Problem statement: Restate the full set of records exactly, without adding or dropping a word.

+===+

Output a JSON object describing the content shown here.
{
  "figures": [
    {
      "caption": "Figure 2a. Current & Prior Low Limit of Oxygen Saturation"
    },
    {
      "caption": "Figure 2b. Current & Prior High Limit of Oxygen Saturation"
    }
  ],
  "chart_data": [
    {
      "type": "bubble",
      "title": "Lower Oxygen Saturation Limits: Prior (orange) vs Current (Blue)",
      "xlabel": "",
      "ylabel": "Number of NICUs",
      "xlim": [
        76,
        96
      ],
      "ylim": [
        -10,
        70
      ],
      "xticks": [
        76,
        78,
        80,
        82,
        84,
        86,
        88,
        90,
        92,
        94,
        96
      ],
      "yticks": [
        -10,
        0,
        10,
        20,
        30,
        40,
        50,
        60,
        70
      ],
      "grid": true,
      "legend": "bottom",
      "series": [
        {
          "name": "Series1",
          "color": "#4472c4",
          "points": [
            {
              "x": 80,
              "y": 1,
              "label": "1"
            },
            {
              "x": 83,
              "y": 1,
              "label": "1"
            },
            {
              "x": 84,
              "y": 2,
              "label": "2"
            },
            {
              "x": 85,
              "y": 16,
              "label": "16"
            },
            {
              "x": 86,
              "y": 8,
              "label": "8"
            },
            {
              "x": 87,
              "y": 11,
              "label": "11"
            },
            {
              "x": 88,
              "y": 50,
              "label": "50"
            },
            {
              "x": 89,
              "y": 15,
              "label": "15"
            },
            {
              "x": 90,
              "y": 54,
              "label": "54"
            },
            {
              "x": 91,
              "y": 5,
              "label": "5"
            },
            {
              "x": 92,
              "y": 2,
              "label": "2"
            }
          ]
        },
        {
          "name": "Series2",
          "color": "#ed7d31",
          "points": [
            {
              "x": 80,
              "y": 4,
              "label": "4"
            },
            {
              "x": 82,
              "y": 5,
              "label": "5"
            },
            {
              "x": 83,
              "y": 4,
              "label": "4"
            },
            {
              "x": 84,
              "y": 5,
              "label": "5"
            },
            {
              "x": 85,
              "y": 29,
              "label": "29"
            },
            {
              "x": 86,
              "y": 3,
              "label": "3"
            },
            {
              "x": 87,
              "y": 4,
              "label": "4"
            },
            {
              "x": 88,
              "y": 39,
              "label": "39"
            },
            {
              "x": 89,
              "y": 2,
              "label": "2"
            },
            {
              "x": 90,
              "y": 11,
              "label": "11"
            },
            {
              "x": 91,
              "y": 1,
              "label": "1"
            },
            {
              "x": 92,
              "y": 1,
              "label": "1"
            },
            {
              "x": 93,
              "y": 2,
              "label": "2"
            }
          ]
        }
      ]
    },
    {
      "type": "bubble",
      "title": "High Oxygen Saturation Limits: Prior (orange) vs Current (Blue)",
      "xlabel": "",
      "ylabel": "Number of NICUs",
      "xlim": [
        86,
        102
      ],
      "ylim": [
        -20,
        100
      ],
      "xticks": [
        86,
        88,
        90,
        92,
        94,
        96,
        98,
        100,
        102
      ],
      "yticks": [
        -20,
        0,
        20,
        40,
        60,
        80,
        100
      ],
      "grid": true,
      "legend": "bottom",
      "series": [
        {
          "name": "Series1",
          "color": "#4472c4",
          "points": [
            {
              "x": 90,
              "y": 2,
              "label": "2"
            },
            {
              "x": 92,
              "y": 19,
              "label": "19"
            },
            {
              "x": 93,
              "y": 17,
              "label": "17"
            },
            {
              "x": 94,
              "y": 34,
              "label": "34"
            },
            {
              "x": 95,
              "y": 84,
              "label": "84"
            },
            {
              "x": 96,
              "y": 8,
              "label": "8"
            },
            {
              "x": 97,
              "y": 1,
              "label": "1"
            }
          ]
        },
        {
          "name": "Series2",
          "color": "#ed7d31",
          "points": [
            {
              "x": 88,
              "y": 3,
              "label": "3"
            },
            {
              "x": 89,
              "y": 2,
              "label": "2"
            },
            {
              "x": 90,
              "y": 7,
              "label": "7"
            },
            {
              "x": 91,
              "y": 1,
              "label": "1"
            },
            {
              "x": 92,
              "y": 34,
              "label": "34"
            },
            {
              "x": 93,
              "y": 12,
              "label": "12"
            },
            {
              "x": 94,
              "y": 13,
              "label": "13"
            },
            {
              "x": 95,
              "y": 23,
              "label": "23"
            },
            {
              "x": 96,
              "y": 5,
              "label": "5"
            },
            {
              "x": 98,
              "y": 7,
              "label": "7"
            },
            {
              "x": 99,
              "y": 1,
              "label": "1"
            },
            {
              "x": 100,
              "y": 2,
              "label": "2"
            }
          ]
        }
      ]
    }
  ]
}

+===+

Response:
Output a JSON object describing the content shown here.
{
  "figures": [
    {
      "caption": "Figure 2a. Current & Prior Low Limit of Oxygen Saturation"
    },
    {
      "caption": "Figure 2b. Current & Prior High Limit of Oxygen Saturation"
    }
  ],
  "chart_data": [
    {
      "type": "bubble",
      "title": "Lower Oxygen Saturation Limits: Prior (orange) vs Current (Blue)",
      "xlabel": "",
      "ylabel": "Number of NICUs",
      "xlim": [
        76,
        96
      ],
      "ylim": [
        -10,
        70
      ],
      "xticks": [
        76,
        78,
        80,
        82,
        84,
        86,
        88,
        90,
        92,
        94,
        96
      ],
      "yticks": [
        -10,
        0,
        10,
        20,
        30,
        40,
        50,
        60,
        70
      ],
      "grid": true,
      "legend": "bottom",
      "series": [
        {
          "name": "Series1",
          "color": "#4472c4",
          "points": [
            {
              "x": 80,
              "y": 1,
              "label": "1"
            },
            {
              "x": 83,
              "y": 1,
              "label": "1"
            },
            {
              "x": 84,
              "y": 2,
              "label": "2"
            },
            {
              "x": 85,
              "y": 16,
              "label": "16"
            },
            {
              "x": 86,
              "y": 8,
              "label": "8"
            },
            {
              "x": 87,
              "y": 11,
              "label": "11"
            },
            {
              "x": 88,
              "y": 50,
              "label": "50"
            },
            {
              "x": 89,
              "y": 15,
              "label": "15"
            },
            {
              "x": 90,
              "y": 54,
              "label": "54"
            },
            {
              "x": 91,
              "y": 5,
              "label": "5"
            },
            {
              "x": 92,
              "y": 2,
              "label": "2"
            }
          ]
        },
        {
          "name": "Series2",
          "color": "#ed7d31",
          "points": [
            {
              "x": 80,
              "y": 4,
              "label": "4"
            },
            {
              "x": 82,
              "y": 5,
              "label": "5"
            },
            {
              "x": 83,
              "y": 4,
              "label": "4"
            },
            {
              "x": 84,
              "y": 5,
              "label": "5"
            },
            {
              "x": 85,
              "y": 29,
              "label": "29"
            },
            {
              "x": 86,
              "y": 3,
              "label": "3"
            },
            {
              "x": 87,
              "y": 4,
              "label": "4"
            },
            {
              "x": 88,
              "y": 39,
              "label": "39"
            },
            {
              "x": 89,
              "y": 2,
              "label": "2"
            },
            {
              "x": 90,
              "y": 11,
              "label": "11"
            },
            {
              "x": 91,
              "y": 1,
              "label": "1"
            },
            {
              "x": 92,
              "y": 1,
              "label": "1"
            },
            {
              "x": 93,
              "y": 2,
              "label": "2"
            }
          ]
        }
      ]
    },
    {
      "type": "bubble",
      "title": "High Oxygen Saturation Limits: Prior (orange) vs Current (Blue)",
      "xlabel": "",
      "ylabel": "Number of NICUs",
      "xlim": [
        86,
        102
      ],
      "ylim": [
        -20,
        100
      ],
      "xticks": [
        86,
        88,
        90,
        92,
        94,
        96,
        98,
        100,
        102
      ],
      "yticks": [
        -20,
        0,
        20,
        40,
        60,
        80,
        100
      ],
      "grid": true,
      "legend": "bottom",
      "series": [
        {
          "name": "Series1",
          "color": "#4472c4",
          "points": [
            {
              "x": 90,
              "y": 2,
              "label": "2"
            },
            {
              "x": 92,
              "y": 19,
              "label": "19"
            },
            {
              "x": 93,
              "y": 17,
              "label": "17"
            },
            {
              "x": 94,
              "y": 34,
              "label": "34"
            },
            {
              "x": 95,
              "y": 84,
              "label": "84"
            },
            {
              "x": 96,
              "y": 8,
              "label": "8"
            },
            {
              "x": 97,
              "y": 1,
              "label": "1"
            }
          ]
        },
        {
          "name": "Series2",
          "color": "#ed7d31",
          "points": [
            {
              "x": 88,
              "y": 3,
              "label": "3"
            },
            {
              "x": 89,
              "y": 2,
              "label": "2"
            },
            {
              "x": 90,
              "y": 7,
              "label": "7"
            },
            {
              "x": 91,
              "y": 1,
              "label": "1"
            },
            {
              "x": 92,
              "y": 34,
              "label": "34"
            },
            {
              "x": 93,
              "y": 12,
              "label": "12"
            },
            {
              "x": 94,
              "y": 13,
              "label": "13"
            },
            {
              "x": 95,
              "y": 23,
              "label": "23"
            },
            {
              "x": 96,
              "y": 5,
              "label": "5"
            },
            {
              "x": 98,
              "y": 7,
              "label": "7"
            },
            {
              "x": 99,
              "y": 1,
              "label": "1"
            },
            {
              "x": 100,
              "y": 2,
              "label": "2"
            }
          ]
        }
      ]
    }
  ]
}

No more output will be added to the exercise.